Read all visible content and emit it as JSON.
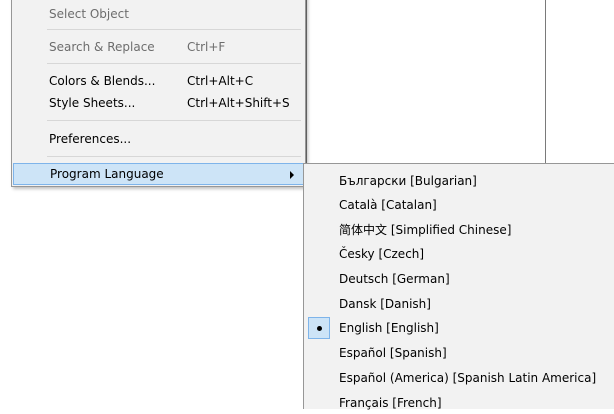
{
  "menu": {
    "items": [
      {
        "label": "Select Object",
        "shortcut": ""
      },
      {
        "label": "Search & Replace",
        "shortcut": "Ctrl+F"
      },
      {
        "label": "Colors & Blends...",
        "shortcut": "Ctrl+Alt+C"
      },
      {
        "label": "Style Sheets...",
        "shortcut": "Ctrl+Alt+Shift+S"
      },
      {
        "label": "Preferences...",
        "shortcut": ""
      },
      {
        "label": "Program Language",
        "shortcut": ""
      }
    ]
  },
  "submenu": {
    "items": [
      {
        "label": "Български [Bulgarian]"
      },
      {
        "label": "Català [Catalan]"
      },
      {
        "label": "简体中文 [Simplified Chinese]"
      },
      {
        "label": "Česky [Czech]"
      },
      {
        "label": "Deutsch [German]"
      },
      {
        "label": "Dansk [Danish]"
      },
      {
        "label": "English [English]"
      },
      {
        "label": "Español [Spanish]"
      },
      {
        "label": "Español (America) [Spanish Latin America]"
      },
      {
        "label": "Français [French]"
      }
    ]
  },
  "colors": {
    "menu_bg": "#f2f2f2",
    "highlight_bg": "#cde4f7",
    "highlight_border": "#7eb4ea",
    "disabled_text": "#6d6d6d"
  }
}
━━━━━━━━━━
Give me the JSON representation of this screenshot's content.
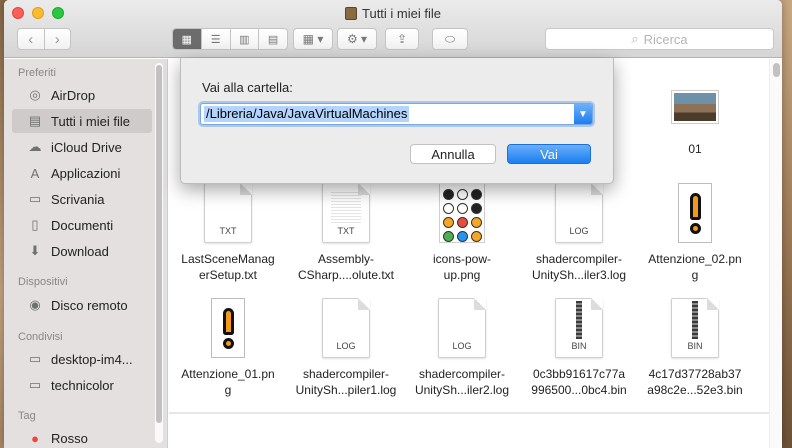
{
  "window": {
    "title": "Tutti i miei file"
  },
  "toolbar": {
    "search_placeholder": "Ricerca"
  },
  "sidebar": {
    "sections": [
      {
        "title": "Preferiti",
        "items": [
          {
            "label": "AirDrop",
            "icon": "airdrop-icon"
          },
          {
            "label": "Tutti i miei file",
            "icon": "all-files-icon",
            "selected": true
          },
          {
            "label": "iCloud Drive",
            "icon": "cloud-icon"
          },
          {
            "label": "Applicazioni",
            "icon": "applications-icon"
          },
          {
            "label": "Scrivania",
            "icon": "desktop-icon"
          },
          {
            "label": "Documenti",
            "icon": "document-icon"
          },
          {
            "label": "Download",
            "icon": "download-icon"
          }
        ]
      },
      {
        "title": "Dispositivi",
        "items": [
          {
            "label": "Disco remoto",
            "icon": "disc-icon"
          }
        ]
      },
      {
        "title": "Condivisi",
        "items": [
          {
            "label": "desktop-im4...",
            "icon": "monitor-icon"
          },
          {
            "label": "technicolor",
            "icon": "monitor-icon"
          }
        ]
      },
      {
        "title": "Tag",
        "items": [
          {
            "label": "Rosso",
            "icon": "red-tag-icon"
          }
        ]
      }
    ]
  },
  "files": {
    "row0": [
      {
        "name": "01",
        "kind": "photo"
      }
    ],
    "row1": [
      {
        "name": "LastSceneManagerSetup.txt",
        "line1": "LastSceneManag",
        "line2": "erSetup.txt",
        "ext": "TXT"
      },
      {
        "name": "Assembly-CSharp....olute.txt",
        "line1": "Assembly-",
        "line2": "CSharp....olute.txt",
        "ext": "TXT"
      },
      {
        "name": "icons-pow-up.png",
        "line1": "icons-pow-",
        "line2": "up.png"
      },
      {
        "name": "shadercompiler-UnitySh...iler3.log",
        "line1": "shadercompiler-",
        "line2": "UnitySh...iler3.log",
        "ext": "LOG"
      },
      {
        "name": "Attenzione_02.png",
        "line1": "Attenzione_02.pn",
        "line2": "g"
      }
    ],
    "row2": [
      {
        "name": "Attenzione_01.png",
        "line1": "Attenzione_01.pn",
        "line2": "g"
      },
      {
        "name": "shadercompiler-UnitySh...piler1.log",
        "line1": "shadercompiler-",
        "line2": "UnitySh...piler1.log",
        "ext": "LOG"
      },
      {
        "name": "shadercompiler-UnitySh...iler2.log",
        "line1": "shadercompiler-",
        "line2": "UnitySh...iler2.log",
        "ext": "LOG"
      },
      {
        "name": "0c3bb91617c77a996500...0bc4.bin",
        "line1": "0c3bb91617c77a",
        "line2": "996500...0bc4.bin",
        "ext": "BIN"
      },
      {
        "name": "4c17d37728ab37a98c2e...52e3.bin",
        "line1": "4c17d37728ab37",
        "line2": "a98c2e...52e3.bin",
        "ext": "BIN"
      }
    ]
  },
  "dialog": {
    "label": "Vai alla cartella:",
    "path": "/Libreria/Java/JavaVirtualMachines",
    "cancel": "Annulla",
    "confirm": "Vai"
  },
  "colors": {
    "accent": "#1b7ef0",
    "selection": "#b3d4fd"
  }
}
━━━━━━━━━━
Work to complete: Copy each line above that contains the string "Tutti".

Right answer:
    "title": "Tutti i miei file"
            "label": "Tutti i miei file",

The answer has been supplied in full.